Please transcribe the data that follows without the pictures, keeping every word the same.

== Records shown ==

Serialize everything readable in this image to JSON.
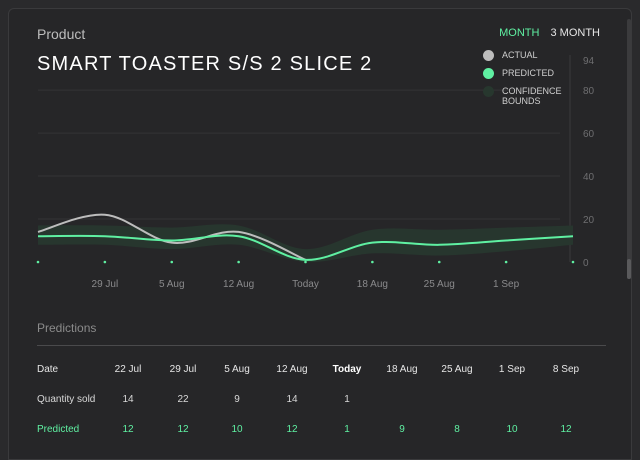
{
  "card": {
    "title": "Product",
    "product_name": "SMART TOASTER S/S 2 SLICE 2",
    "range_tabs": [
      "MONTH",
      "3 MONTH"
    ],
    "active_range": "MONTH"
  },
  "legend": [
    {
      "label": "ACTUAL",
      "color": "#bdbdbd"
    },
    {
      "label": "PREDICTED",
      "color": "#5ff0a2"
    },
    {
      "label": "CONFIDENCE BOUNDS",
      "color": "#27372e"
    }
  ],
  "chart_data": {
    "type": "line",
    "y_ticks": [
      0,
      20,
      40,
      60,
      80,
      94
    ],
    "ylim": [
      0,
      94
    ],
    "x_labels": [
      "29 Jul",
      "5 Aug",
      "12 Aug",
      "Today",
      "18 Aug",
      "25 Aug",
      "1 Sep"
    ],
    "x_label_positions": [
      1,
      2,
      3,
      4,
      5,
      6,
      7
    ],
    "xlim": [
      0,
      8
    ],
    "tick_dots": [
      0,
      1,
      2,
      3,
      4,
      5,
      6,
      7,
      8
    ],
    "series": [
      {
        "name": "ACTUAL",
        "color": "#bdbdbd",
        "points": [
          [
            0,
            14
          ],
          [
            1,
            22
          ],
          [
            2,
            9
          ],
          [
            3,
            14
          ],
          [
            4,
            1
          ]
        ]
      },
      {
        "name": "PREDICTED",
        "color": "#5ff0a2",
        "points": [
          [
            0,
            12
          ],
          [
            1,
            12
          ],
          [
            2,
            10
          ],
          [
            3,
            12
          ],
          [
            4,
            1
          ],
          [
            5,
            9
          ],
          [
            6,
            8
          ],
          [
            7,
            10
          ],
          [
            8,
            12
          ]
        ]
      }
    ],
    "confidence_bounds": {
      "color": "#27372e",
      "upper": [
        17,
        17,
        16,
        17,
        6,
        15,
        15,
        16,
        17
      ],
      "lower": [
        8,
        8,
        6,
        8,
        0,
        4,
        3,
        5,
        8
      ]
    }
  },
  "predictions": {
    "title": "Predictions",
    "row_labels": {
      "date": "Date",
      "quantity": "Quantity sold",
      "predicted": "Predicted"
    },
    "dates": [
      "22 Jul",
      "29 Jul",
      "5 Aug",
      "12 Aug",
      "Today",
      "18 Aug",
      "25 Aug",
      "1 Sep",
      "8 Sep"
    ],
    "today_index": 4,
    "quantity_sold": [
      "14",
      "22",
      "9",
      "14",
      "1",
      "",
      "",
      "",
      ""
    ],
    "predicted": [
      "12",
      "12",
      "10",
      "12",
      "1",
      "9",
      "8",
      "10",
      "12"
    ]
  }
}
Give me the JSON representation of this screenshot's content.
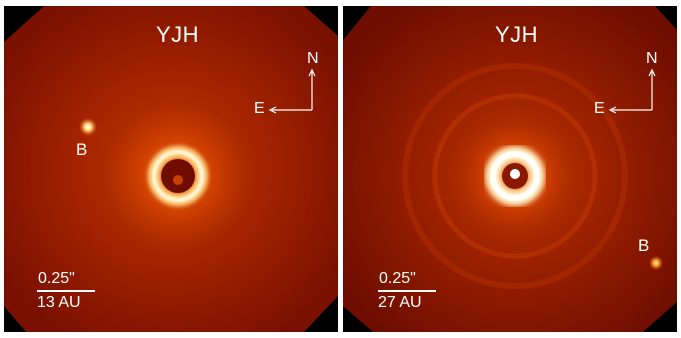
{
  "panels": [
    {
      "band": "YJH",
      "companion_label": "B",
      "compass": {
        "north": "N",
        "east": "E"
      },
      "scale": {
        "angular": "0.25\"",
        "physical": "13 AU"
      }
    },
    {
      "band": "YJH",
      "companion_label": "B",
      "compass": {
        "north": "N",
        "east": "E"
      },
      "scale": {
        "angular": "0.25\"",
        "physical": "27 AU"
      }
    }
  ],
  "colors": {
    "background": "#ffffff",
    "sky": "#6e0d00",
    "field": "#a82600",
    "glow": "#ff9a2a",
    "ring": "#ffffe8",
    "annotation": "#ffffff"
  }
}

===

→ **The result**:
Serialize everything readable in this image to JSON.
{
  "card": {
    "title": "Product",
    "product_name": "SMART TOASTER S/S 2 SLICE 2",
    "range_tabs": [
      "MONTH",
      "3 MONTH"
    ],
    "active_range": "MONTH"
  },
  "legend": [
    {
      "label": "ACTUAL",
      "color": "#bdbdbd"
    },
    {
      "label": "PREDICTED",
      "color": "#5ff0a2"
    },
    {
      "label": "CONFIDENCE BOUNDS",
      "color": "#27372e"
    }
  ],
  "chart_data": {
    "type": "line",
    "y_ticks": [
      0,
      20,
      40,
      60,
      80,
      94
    ],
    "ylim": [
      0,
      94
    ],
    "x_labels": [
      "29 Jul",
      "5 Aug",
      "12 Aug",
      "Today",
      "18 Aug",
      "25 Aug",
      "1 Sep"
    ],
    "x_label_positions": [
      1,
      2,
      3,
      4,
      5,
      6,
      7
    ],
    "xlim": [
      0,
      8
    ],
    "tick_dots": [
      0,
      1,
      2,
      3,
      4,
      5,
      6,
      7,
      8
    ],
    "series": [
      {
        "name": "ACTUAL",
        "color": "#bdbdbd",
        "points": [
          [
            0,
            14
          ],
          [
            1,
            22
          ],
          [
            2,
            9
          ],
          [
            3,
            14
          ],
          [
            4,
            1
          ]
        ]
      },
      {
        "name": "PREDICTED",
        "color": "#5ff0a2",
        "points": [
          [
            0,
            12
          ],
          [
            1,
            12
          ],
          [
            2,
            10
          ],
          [
            3,
            12
          ],
          [
            4,
            1
          ],
          [
            5,
            9
          ],
          [
            6,
            8
          ],
          [
            7,
            10
          ],
          [
            8,
            12
          ]
        ]
      }
    ],
    "confidence_bounds": {
      "color": "#27372e",
      "upper": [
        17,
        17,
        16,
        17,
        6,
        15,
        15,
        16,
        17
      ],
      "lower": [
        8,
        8,
        6,
        8,
        0,
        4,
        3,
        5,
        8
      ]
    }
  },
  "predictions": {
    "title": "Predictions",
    "row_labels": {
      "date": "Date",
      "quantity": "Quantity sold",
      "predicted": "Predicted"
    },
    "dates": [
      "22 Jul",
      "29 Jul",
      "5 Aug",
      "12 Aug",
      "Today",
      "18 Aug",
      "25 Aug",
      "1 Sep",
      "8 Sep"
    ],
    "today_index": 4,
    "quantity_sold": [
      "14",
      "22",
      "9",
      "14",
      "1",
      "",
      "",
      "",
      ""
    ],
    "predicted": [
      "12",
      "12",
      "10",
      "12",
      "1",
      "9",
      "8",
      "10",
      "12"
    ]
  }
}
Give me the JSON representation of this screenshot's content.
{
  "panels": [
    {
      "band": "YJH",
      "companion_label": "B",
      "compass": {
        "north": "N",
        "east": "E"
      },
      "scale": {
        "angular": "0.25\"",
        "physical": "13 AU"
      }
    },
    {
      "band": "YJH",
      "companion_label": "B",
      "compass": {
        "north": "N",
        "east": "E"
      },
      "scale": {
        "angular": "0.25\"",
        "physical": "27 AU"
      }
    }
  ],
  "colors": {
    "background": "#ffffff",
    "sky": "#6e0d00",
    "field": "#a82600",
    "glow": "#ff9a2a",
    "ring": "#ffffe8",
    "annotation": "#ffffff"
  }
}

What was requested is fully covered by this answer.